[A block of data]

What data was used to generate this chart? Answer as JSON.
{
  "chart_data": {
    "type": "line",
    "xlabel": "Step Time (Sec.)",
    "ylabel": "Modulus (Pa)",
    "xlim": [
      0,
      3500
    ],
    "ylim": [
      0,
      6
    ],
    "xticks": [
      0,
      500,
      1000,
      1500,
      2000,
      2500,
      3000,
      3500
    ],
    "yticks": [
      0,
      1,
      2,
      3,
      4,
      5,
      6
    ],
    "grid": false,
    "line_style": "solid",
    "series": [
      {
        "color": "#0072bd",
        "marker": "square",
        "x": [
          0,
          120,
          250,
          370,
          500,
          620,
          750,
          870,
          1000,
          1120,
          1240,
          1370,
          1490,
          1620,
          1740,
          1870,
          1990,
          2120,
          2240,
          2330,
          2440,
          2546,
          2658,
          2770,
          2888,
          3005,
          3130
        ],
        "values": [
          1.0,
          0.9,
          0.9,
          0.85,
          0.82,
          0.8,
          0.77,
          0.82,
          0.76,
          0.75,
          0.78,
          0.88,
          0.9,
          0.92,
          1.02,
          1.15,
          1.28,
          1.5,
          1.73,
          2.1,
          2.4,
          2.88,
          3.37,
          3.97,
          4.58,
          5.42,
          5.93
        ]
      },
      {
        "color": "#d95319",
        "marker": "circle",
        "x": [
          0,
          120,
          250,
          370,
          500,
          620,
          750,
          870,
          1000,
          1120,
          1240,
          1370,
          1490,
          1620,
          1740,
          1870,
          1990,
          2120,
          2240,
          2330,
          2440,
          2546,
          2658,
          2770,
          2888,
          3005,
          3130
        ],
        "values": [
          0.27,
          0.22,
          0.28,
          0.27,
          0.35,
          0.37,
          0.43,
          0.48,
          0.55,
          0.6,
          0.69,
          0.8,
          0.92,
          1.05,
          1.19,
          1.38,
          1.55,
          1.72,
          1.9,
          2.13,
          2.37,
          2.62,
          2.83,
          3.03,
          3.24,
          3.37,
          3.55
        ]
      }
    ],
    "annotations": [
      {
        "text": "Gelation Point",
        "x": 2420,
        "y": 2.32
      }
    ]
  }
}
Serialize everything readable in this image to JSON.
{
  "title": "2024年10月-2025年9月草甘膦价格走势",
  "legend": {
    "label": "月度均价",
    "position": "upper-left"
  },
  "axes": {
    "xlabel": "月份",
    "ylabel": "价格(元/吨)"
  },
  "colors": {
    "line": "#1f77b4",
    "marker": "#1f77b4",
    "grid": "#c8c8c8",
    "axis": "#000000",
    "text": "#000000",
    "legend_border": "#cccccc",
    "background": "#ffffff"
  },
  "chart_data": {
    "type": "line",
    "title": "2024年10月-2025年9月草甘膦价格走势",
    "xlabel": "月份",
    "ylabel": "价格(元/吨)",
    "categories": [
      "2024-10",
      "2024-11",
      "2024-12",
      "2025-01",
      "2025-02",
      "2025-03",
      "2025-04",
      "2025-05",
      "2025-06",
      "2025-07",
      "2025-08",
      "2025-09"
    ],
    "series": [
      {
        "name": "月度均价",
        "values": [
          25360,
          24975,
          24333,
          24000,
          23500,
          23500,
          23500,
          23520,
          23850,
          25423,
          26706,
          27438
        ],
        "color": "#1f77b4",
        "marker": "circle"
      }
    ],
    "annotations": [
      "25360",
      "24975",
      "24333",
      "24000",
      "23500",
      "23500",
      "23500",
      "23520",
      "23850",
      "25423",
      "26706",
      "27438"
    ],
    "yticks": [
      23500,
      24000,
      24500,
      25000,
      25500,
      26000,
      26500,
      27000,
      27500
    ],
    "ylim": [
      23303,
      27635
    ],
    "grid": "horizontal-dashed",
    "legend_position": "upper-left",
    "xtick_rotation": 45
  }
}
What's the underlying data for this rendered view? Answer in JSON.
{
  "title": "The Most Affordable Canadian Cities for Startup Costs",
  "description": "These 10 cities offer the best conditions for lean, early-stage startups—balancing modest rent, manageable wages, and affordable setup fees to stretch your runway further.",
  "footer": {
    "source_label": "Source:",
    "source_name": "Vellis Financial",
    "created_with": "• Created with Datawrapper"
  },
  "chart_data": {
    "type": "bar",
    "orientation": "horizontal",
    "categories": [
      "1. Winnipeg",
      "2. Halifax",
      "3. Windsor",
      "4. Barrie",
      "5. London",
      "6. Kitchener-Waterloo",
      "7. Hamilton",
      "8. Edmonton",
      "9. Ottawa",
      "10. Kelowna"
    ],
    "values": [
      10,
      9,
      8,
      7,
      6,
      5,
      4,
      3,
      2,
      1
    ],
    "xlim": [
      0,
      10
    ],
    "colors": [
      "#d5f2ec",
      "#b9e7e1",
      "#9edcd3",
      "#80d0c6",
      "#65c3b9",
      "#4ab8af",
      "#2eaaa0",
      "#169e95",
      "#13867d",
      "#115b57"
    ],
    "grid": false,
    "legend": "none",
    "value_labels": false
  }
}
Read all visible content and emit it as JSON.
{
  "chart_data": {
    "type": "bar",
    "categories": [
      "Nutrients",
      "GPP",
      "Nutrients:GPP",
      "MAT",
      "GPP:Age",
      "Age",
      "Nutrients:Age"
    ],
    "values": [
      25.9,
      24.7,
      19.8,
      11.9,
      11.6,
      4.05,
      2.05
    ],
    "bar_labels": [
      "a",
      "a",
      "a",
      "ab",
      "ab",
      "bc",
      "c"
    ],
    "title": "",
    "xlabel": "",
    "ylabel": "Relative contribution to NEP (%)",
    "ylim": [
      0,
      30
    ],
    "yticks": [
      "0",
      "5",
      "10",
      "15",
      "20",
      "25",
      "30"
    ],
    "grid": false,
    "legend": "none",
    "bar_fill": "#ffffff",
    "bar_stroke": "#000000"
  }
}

Short task
Return each line in the records that holds the string "Answer".

Written reply
What data was used to generate this chart? Answer as JSON.
What's the underlying data for this rendered view? Answer in JSON.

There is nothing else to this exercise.